Below are the records; copy each line in them that holds the word "metabolome".

::::::::

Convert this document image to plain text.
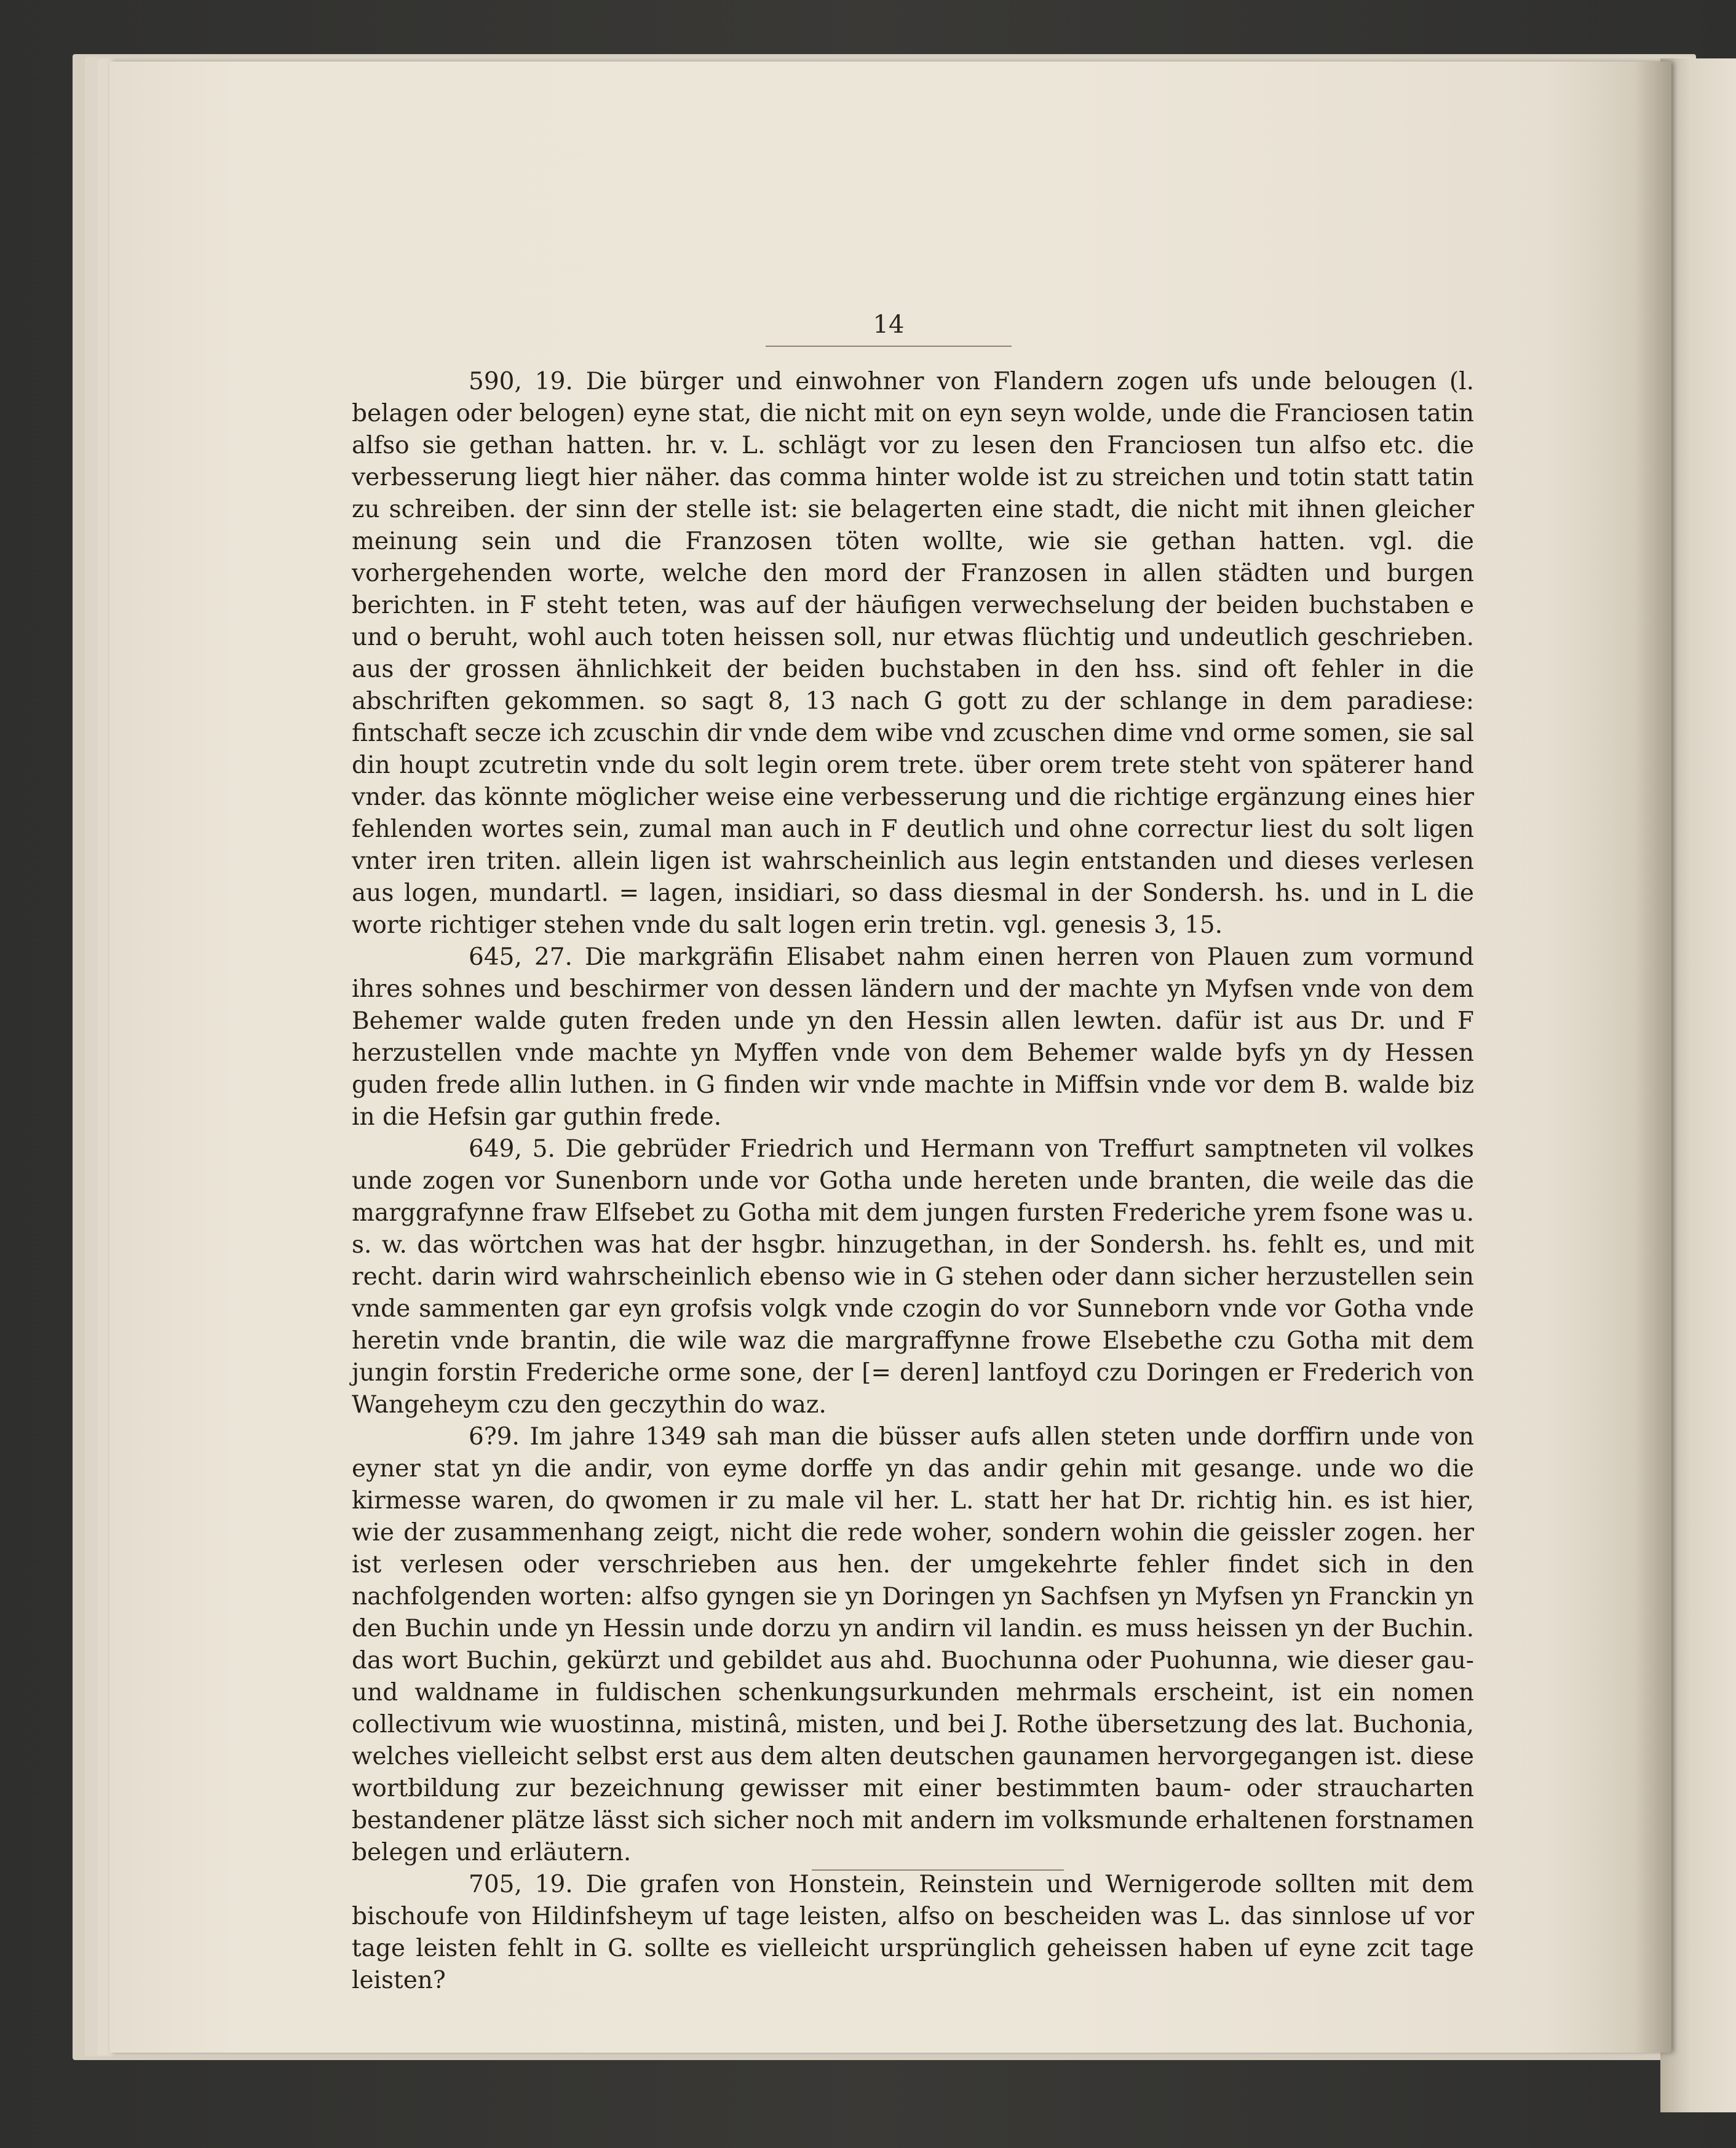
14

590, 19. Die bürger und einwohner von Flandern zogen ufs unde belougen (l. belagen oder belogen) eyne stat, die nicht mit on eyn seyn wolde, unde die Franciosen tatin alfso sie gethan hatten. hr. v. L. schlägt vor zu lesen den Franciosen tun alfso etc. die verbesserung liegt hier näher. das comma hinter wolde ist zu streichen und totin statt tatin zu schreiben. der sinn der stelle ist: sie belagerten eine stadt, die nicht mit ihnen gleicher meinung sein und die Franzosen töten wollte, wie sie gethan hatten. vgl. die vorhergehenden worte, welche den mord der Franzosen in allen städten und burgen berichten. in F steht teten, was auf der häufigen verwechselung der beiden buchstaben e und o beruht, wohl auch toten heissen soll, nur etwas flüchtig und undeutlich geschrieben. aus der grossen ähnlichkeit der beiden buchstaben in den hss. sind oft fehler in die abschriften gekommen. so sagt 8, 13 nach G gott zu der schlange in dem paradiese: fintschaft secze ich zcuschin dir vnde dem wibe vnd zcuschen dime vnd orme somen, sie sal din houpt zcutretin vnde du solt legin orem trete. über orem trete steht von späterer hand vnder. das könnte möglicher weise eine verbesserung und die richtige ergänzung eines hier fehlenden wortes sein, zumal man auch in F deutlich und ohne correctur liest du solt ligen vnter iren triten. allein ligen ist wahrscheinlich aus legin entstanden und dieses verlesen aus logen, mundartl. = lagen, insidiari, so dass diesmal in der Sondersh. hs. und in L die worte richtiger stehen vnde du salt logen erin tretin. vgl. genesis 3, 15.

645, 27. Die markgräfin Elisabet nahm einen herren von Plauen zum vormund ihres sohnes und beschirmer von dessen ländern und der machte yn Myfsen vnde von dem Behemer walde guten freden unde yn den Hessin allen lewten. dafür ist aus Dr. und F herzustellen vnde machte yn Myffen vnde von dem Behemer walde byfs yn dy Hessen guden frede allin luthen. in G finden wir vnde machte in Miffsin vnde vor dem B. walde biz in die Hefsin gar guthin frede.

649, 5. Die gebrüder Friedrich und Hermann von Treffurt samptneten vil volkes unde zogen vor Sunenborn unde vor Gotha unde hereten unde branten, die weile das die marggrafynne fraw Elfsebet zu Gotha mit dem jungen fursten Frederiche yrem fsone was u. s. w. das wörtchen was hat der hsgbr. hinzugethan, in der Sondersh. hs. fehlt es, und mit recht. darin wird wahrscheinlich ebenso wie in G stehen oder dann sicher herzustellen sein vnde sammenten gar eyn grofsis volgk vnde czogin do vor Sunneborn vnde vor Gotha vnde heretin vnde brantin, die wile waz die margraffynne frowe Elsebethe czu Gotha mit dem jungin forstin Frederiche orme sone, der [= deren] lantfoyd czu Doringen er Frederich von Wangeheym czu den geczythin do waz.

6?9. Im jahre 1349 sah man die büsser aufs allen steten unde dorffirn unde von eyner stat yn die andir, von eyme dorffe yn das andir gehin mit gesange. unde wo die kirmesse waren, do qwomen ir zu male vil her. L. statt her hat Dr. richtig hin. es ist hier, wie der zusammenhang zeigt, nicht die rede woher, sondern wohin die geissler zogen. her ist verlesen oder verschrieben aus hen. der umgekehrte fehler findet sich in den nachfolgenden worten: alfso gyngen sie yn Doringen yn Sachfsen yn Myfsen yn Franckin yn den Buchin unde yn Hessin unde dorzu yn andirn vil landin. es muss heissen yn der Buchin. das wort Buchin, gekürzt und gebildet aus ahd. Buochunna oder Puohunna, wie dieser gau- und waldname in fuldischen schenkungsurkunden mehrmals erscheint, ist ein nomen collectivum wie wuostinna, mistinâ, misten, und bei J. Rothe übersetzung des lat. Buchonia, welches vielleicht selbst erst aus dem alten deutschen gaunamen hervorgegangen ist. diese wortbildung zur bezeichnung gewisser mit einer bestimmten baum- oder straucharten bestandener plätze lässt sich sicher noch mit andern im volksmunde erhaltenen forstnamen belegen und erläutern.

705, 19. Die grafen von Honstein, Reinstein und Wernigerode sollten mit dem bischoufe von Hildinfsheym uf tage leisten, alfso on bescheiden was L. das sinnlose uf vor tage leisten fehlt in G. sollte es vielleicht ursprünglich geheissen haben uf eyne zcit tage leisten?
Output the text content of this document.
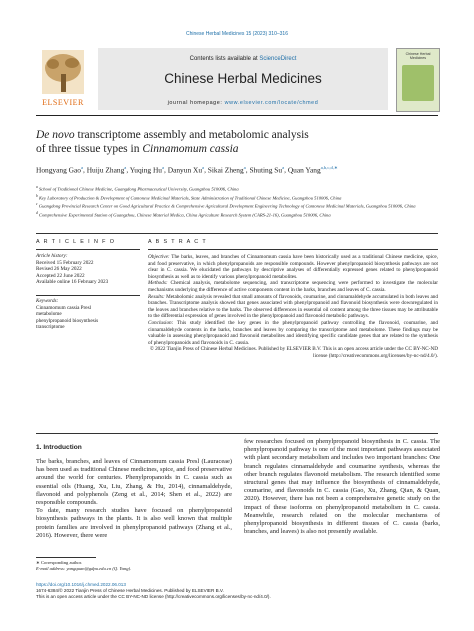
Chinese Herbal Medicines 15 (2023) 310–316
ELSEVIER
Contents lists available at ScienceDirect
Chinese Herbal Medicines
journal homepage: www.elsevier.com/locate/chmed
Chinese Herbal Medicines
De novo transcriptome assembly and metabolomic analysis
of three tissue types in Cinnamomum cassia
Hongyang Gao$^a$, Huiju Zhang$^a$, Yuqing Hu$^a$, Danyun Xu$^a$, Sikai Zheng$^a$, Shuting Su$^a$, Quan Yang$^{a,b,c,d,∗}$
$^a$ School of Traditional Chinese Medicine, Guangdong Pharmaceutical University, Guangzhou 510006, China
$^b$ Key Laboratory of Production & Development of Cantonese Medicinal Materials, State Administration of Traditional Chinese Medicine, Guangzhou 510006, China
$^c$ Guangdong Provincial Research Center on Good Agricultural Practice & Comprehensive Agricultural Development Engineering Technology of Cantonese Medicinal Materials, Guangzhou 510006, China
$^d$ Comprehensive Experimental Station of Guangzhou, Chinese Material Medica, China Agriculture Research System (CARS-21-16), Guangzhou 510006, China
A R T I C L E I N F O
Article history:
Received 15 February 2022
Revised 26 May 2022
Accepted 22 June 2022
Available online 16 February 2023
Keywords:
Cinnamomum cassia Presl
metabolome
phenylpropanoid biosynthesis
transcriptome
A B S T R A C T
Objective: The barks, leaves, and branches of Cinnamomum cassia have been historically used as a traditional Chinese medicine, spice, and food preservative, in which phenylpropanoids are responsible compounds. However phenylpropanoid biosynthesis pathways are not clear in C. cassia. We elucidated the pathways by descriptive analyses of differentially expressed genes related to phenylpropanoid biosynthesis as well as to identify various phenylpropanoid metabolites.
Methods: Chemical analysis, metabolome sequencing, and transcriptome sequencing were performed to investigate the molecular mechanisms underlying the difference of active components content in the barks, branches and leaves of C. cassia.
Results: Metabolomic analysis revealed that small amounts of flavonoids, coumarine, and cinnamaldehyde accumulated in both leaves and branches. Transcriptome analysis showed that genes associated with phenylpropanoid and flavonoid biosynthesis were downregulated in the leaves and branches relative to the barks. The observed differences in essential oil content among the three tissues may be attributable to the differential expression of genes involved in the phenylpropanoid and flavonoid metabolic pathways.
Conclusion: This study identified the key genes in the phenylpropanoid pathway controlling the flavonoid, coumarine, and cinnamaldehyde contents in the barks, branches and leaves by comparing the transcriptome and metabolome. These findings may be valuable in assessing phenylpropanoid and flavonoid metabolites and identifying specific candidate genes that are related to the synthesis of phenylpropanoids and flavonoids in C. cassia.
© 2022 Tianjin Press of Chinese Herbal Medicines. Published by ELSEVIER B.V. This is an open access article under the CC BY-NC-ND license (http://creativecommons.org/licenses/by-nc-nd/4.0/).
1. Introduction
The barks, branches, and leaves of Cinnamomum cassia Presl (Lauraceae) has been used as traditional Chinese medicines, spice, and food preservative around the world for centuries. Phenylpropanoids in C. cassia such as essential oils (Huang, Xu, Liu, Zhang, & Hu, 2014), cinnamaldehyde, flavonoid and polyphenols (Zeng et al., 2014; Shen et al., 2022) are responsible compounds.
To date, many research studies have focused on phenylpropanoid biosynthesis pathways in the plants. It is also well known that multiple protein families are involved in phenylpropanoid pathways (Zhang et al., 2016). However, there were
few researches focused on phenylpropanoid biosynthesis in C. cassia. The phenylpropanoid pathway is one of the most important pathways associated with plant secondary metabolism and includes two important branches: One branch regulates cinnamaldehyde and coumarine synthesis, whereas the other branch regulates flavonoid metabolism. The research identified some structural genes that may influence the biosynthesis of cinnamaldehyde, coumarine, and flavonoids in C. cassia (Gao, Xu, Zhang, Qian, & Quan, 2020). However, there has not been a comprehensive genetic study on the impact of these isoforms on phenylpropanoid metabolism in C. cassia. Meanwhile, research related on the molecular mechanisms of phenylpropanoid biosynthesis in different tissues of C. cassia (barks, branches, and leaves) is also not presently available.
∗ Corresponding author.
E-mail address: yangquan@gdpu.edu.cn (Q. Yang).
https://doi.org/10.1016/j.chmed.2022.06.013
1674-6384/© 2022 Tianjin Press of Chinese Herbal Medicines. Published by ELSEVIER B.V.
This is an open access article under the CC BY-NC-ND license (http://creativecommons.org/licenses/by-nc-nd/4.0/).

::::::::

• **SOLUTION TO THE EXERCISE**
metabolome
Methods: Chemical analysis, metabolome sequencing, and transcriptome sequencing were performed to investigate the molecular mechanisms underlying the difference of active components content in the barks, branches and leaves of C. cassia.
Conclusion: This study identified the key genes in the phenylpropanoid pathway controlling the flavonoid, coumarine, and cinnamaldehyde contents in the barks, branches and leaves by comparing the transcriptome and metabolome. These findings may be valuable in assessing phenylpropanoid and flavonoid metabolites and identifying specific candidate genes that are related to the synthesis of phenylpropanoids and flavonoids in C. cassia.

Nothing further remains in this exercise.